WHAT IS EXPECTED:
Of all the lines in the material, how many include the word "icon"? Reply with the number alone.

EXTRACTED ENTRIES:
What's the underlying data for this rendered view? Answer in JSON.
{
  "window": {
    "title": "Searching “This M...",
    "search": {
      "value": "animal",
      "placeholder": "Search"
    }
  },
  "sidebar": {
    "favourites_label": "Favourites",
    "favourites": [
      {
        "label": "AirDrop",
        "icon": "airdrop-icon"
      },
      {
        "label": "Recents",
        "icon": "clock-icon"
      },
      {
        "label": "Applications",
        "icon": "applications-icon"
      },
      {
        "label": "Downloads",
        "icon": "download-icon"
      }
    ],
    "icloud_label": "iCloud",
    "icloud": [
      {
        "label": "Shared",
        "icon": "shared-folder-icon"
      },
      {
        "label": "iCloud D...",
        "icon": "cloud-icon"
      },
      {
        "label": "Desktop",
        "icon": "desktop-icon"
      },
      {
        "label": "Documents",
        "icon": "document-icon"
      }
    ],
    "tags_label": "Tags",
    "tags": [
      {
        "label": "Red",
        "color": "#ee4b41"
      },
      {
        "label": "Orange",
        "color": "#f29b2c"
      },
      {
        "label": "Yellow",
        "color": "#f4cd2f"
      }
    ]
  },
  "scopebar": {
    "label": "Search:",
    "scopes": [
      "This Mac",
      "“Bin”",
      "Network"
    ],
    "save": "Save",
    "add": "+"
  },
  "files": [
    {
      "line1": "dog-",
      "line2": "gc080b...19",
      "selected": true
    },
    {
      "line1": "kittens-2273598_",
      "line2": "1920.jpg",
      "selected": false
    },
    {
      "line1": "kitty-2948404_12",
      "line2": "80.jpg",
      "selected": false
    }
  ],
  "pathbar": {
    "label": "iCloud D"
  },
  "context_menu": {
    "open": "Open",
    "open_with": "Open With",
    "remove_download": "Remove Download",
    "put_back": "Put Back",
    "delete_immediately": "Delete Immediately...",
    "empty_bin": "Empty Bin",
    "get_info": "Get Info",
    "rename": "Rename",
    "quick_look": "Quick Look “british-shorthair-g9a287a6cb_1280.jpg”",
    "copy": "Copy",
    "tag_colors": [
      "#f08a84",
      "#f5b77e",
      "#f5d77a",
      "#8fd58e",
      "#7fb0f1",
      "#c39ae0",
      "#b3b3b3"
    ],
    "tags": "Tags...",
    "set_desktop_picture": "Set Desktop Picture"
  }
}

TASK OUTPUT:
8